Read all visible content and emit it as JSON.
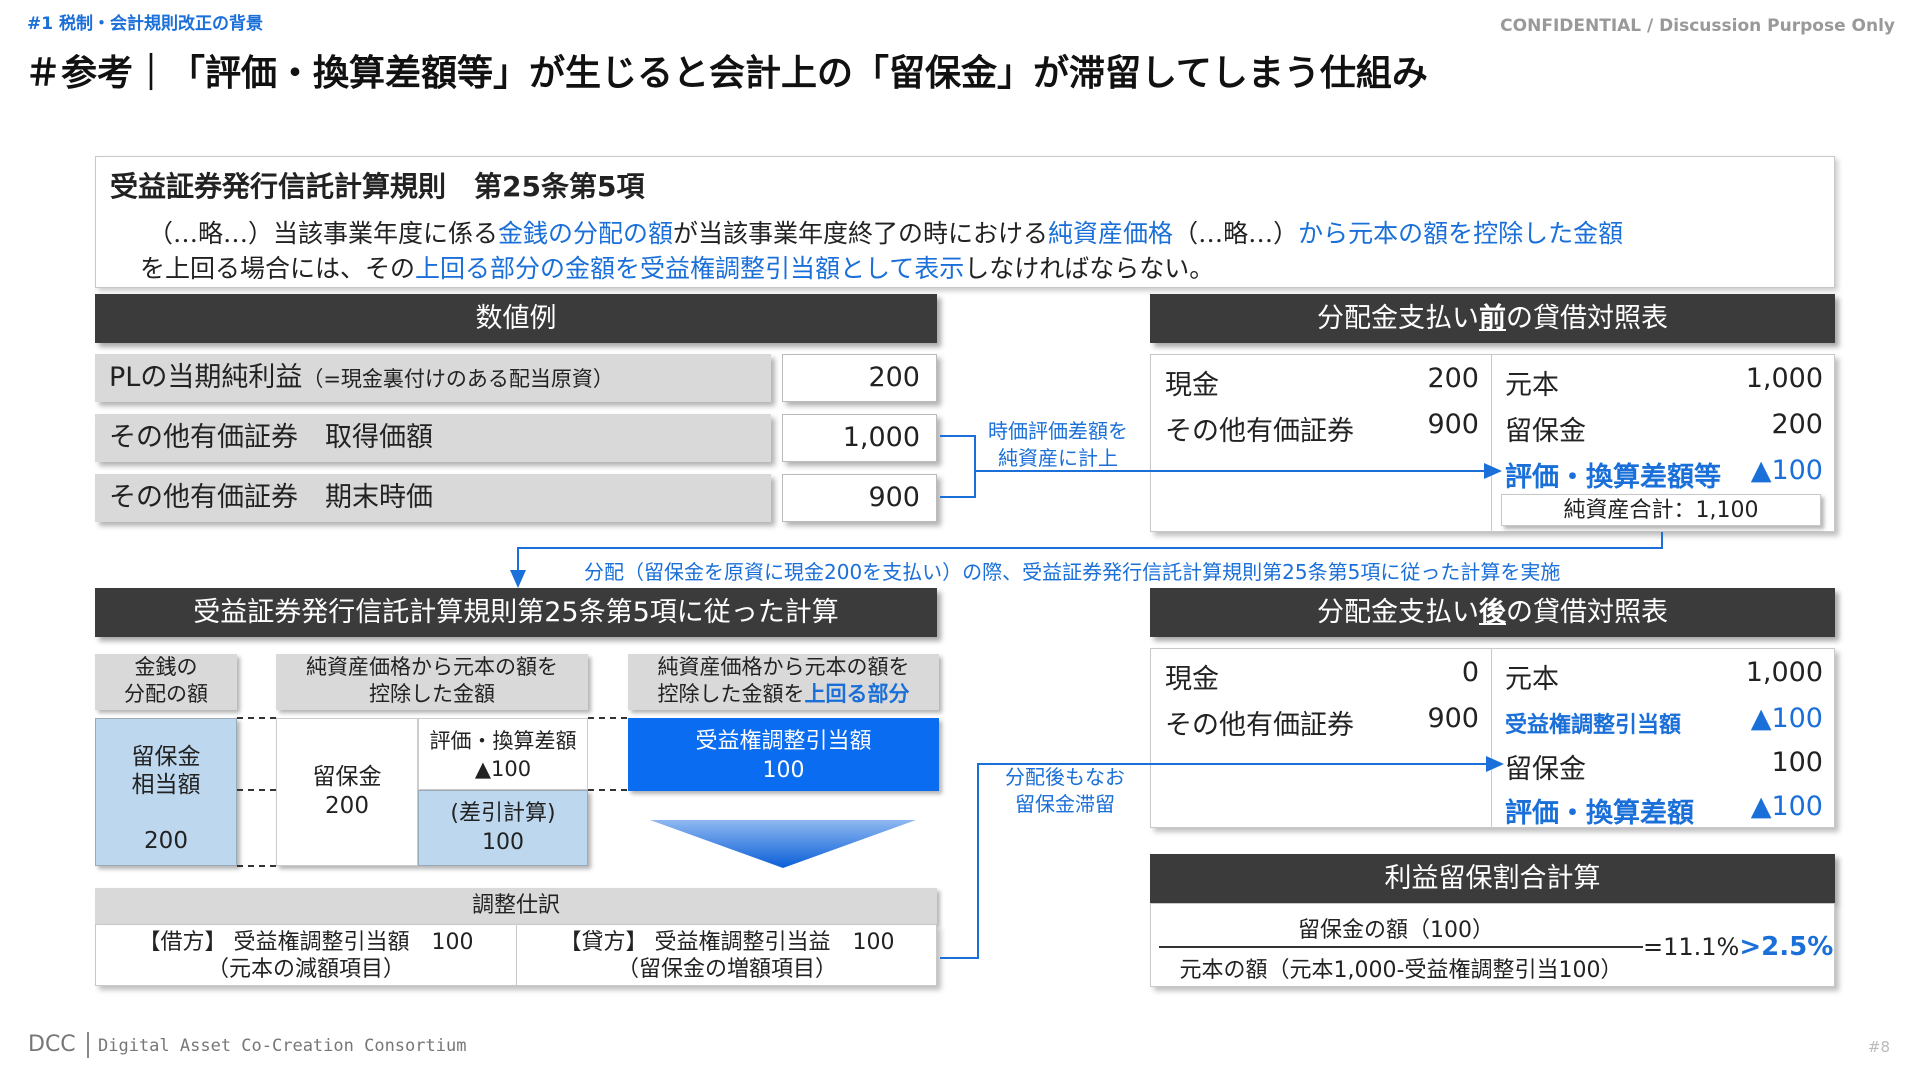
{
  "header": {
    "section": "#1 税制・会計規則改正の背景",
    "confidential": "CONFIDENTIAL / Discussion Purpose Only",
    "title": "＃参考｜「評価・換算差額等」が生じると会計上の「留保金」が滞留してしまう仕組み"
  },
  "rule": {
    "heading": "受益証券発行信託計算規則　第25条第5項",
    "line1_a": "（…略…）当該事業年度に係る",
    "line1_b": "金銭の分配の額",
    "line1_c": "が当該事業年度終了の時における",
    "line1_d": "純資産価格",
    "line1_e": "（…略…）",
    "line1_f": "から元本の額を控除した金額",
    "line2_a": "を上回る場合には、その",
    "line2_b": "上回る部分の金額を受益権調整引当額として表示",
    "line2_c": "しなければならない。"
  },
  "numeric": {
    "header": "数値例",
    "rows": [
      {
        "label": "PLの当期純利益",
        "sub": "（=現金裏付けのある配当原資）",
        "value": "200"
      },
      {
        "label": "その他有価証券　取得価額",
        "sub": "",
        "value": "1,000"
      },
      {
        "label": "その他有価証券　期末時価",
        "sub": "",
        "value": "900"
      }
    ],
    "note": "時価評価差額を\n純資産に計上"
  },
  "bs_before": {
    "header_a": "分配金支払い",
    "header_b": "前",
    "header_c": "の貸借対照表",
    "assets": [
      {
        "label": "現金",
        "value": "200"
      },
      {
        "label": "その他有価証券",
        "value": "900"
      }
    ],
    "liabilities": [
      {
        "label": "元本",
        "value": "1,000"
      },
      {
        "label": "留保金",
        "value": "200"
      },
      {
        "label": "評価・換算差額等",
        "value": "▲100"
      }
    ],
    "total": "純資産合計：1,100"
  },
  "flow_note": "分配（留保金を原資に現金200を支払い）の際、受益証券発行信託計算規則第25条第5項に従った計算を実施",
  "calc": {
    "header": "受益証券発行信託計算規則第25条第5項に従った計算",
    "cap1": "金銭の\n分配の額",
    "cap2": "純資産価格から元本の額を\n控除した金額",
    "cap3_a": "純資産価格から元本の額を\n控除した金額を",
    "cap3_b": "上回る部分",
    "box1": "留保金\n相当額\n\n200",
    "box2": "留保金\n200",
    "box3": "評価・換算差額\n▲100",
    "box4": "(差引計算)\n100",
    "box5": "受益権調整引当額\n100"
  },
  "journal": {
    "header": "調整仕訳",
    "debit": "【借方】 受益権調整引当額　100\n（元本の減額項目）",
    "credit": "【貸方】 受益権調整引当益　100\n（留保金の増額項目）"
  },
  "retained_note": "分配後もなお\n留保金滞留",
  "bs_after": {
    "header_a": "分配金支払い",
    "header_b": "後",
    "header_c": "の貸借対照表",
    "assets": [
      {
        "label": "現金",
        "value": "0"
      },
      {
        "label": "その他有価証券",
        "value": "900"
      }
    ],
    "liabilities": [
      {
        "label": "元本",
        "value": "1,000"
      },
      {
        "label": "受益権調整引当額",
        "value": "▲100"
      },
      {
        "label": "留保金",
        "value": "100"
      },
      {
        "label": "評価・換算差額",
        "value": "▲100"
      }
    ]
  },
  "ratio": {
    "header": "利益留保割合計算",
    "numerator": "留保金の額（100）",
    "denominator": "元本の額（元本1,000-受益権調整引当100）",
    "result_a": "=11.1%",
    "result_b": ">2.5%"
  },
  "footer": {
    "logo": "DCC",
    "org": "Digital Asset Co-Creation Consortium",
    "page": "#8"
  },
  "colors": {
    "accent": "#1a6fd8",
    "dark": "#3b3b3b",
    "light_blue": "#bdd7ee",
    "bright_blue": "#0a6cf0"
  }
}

★ ★ ★

Exercise instructions
Without the pictures, restate all the entries above exactly.

Written solution
Read all visible content and emit it as JSON.
{
  "header": {
    "section": "#1 税制・会計規則改正の背景",
    "confidential": "CONFIDENTIAL / Discussion Purpose Only",
    "title": "＃参考｜「評価・換算差額等」が生じると会計上の「留保金」が滞留してしまう仕組み"
  },
  "rule": {
    "heading": "受益証券発行信託計算規則　第25条第5項",
    "line1_a": "（…略…）当該事業年度に係る",
    "line1_b": "金銭の分配の額",
    "line1_c": "が当該事業年度終了の時における",
    "line1_d": "純資産価格",
    "line1_e": "（…略…）",
    "line1_f": "から元本の額を控除した金額",
    "line2_a": "を上回る場合には、その",
    "line2_b": "上回る部分の金額を受益権調整引当額として表示",
    "line2_c": "しなければならない。"
  },
  "numeric": {
    "header": "数値例",
    "rows": [
      {
        "label": "PLの当期純利益",
        "sub": "（=現金裏付けのある配当原資）",
        "value": "200"
      },
      {
        "label": "その他有価証券　取得価額",
        "sub": "",
        "value": "1,000"
      },
      {
        "label": "その他有価証券　期末時価",
        "sub": "",
        "value": "900"
      }
    ],
    "note": "時価評価差額を\n純資産に計上"
  },
  "bs_before": {
    "header_a": "分配金支払い",
    "header_b": "前",
    "header_c": "の貸借対照表",
    "assets": [
      {
        "label": "現金",
        "value": "200"
      },
      {
        "label": "その他有価証券",
        "value": "900"
      }
    ],
    "liabilities": [
      {
        "label": "元本",
        "value": "1,000"
      },
      {
        "label": "留保金",
        "value": "200"
      },
      {
        "label": "評価・換算差額等",
        "value": "▲100"
      }
    ],
    "total": "純資産合計：1,100"
  },
  "flow_note": "分配（留保金を原資に現金200を支払い）の際、受益証券発行信託計算規則第25条第5項に従った計算を実施",
  "calc": {
    "header": "受益証券発行信託計算規則第25条第5項に従った計算",
    "cap1": "金銭の\n分配の額",
    "cap2": "純資産価格から元本の額を\n控除した金額",
    "cap3_a": "純資産価格から元本の額を\n控除した金額を",
    "cap3_b": "上回る部分",
    "box1": "留保金\n相当額\n\n200",
    "box2": "留保金\n200",
    "box3": "評価・換算差額\n▲100",
    "box4": "(差引計算)\n100",
    "box5": "受益権調整引当額\n100"
  },
  "journal": {
    "header": "調整仕訳",
    "debit": "【借方】 受益権調整引当額　100\n（元本の減額項目）",
    "credit": "【貸方】 受益権調整引当益　100\n（留保金の増額項目）"
  },
  "retained_note": "分配後もなお\n留保金滞留",
  "bs_after": {
    "header_a": "分配金支払い",
    "header_b": "後",
    "header_c": "の貸借対照表",
    "assets": [
      {
        "label": "現金",
        "value": "0"
      },
      {
        "label": "その他有価証券",
        "value": "900"
      }
    ],
    "liabilities": [
      {
        "label": "元本",
        "value": "1,000"
      },
      {
        "label": "受益権調整引当額",
        "value": "▲100"
      },
      {
        "label": "留保金",
        "value": "100"
      },
      {
        "label": "評価・換算差額",
        "value": "▲100"
      }
    ]
  },
  "ratio": {
    "header": "利益留保割合計算",
    "numerator": "留保金の額（100）",
    "denominator": "元本の額（元本1,000-受益権調整引当100）",
    "result_a": "=11.1%",
    "result_b": ">2.5%"
  },
  "footer": {
    "logo": "DCC",
    "org": "Digital Asset Co-Creation Consortium",
    "page": "#8"
  },
  "colors": {
    "accent": "#1a6fd8",
    "dark": "#3b3b3b",
    "light_blue": "#bdd7ee",
    "bright_blue": "#0a6cf0"
  }
}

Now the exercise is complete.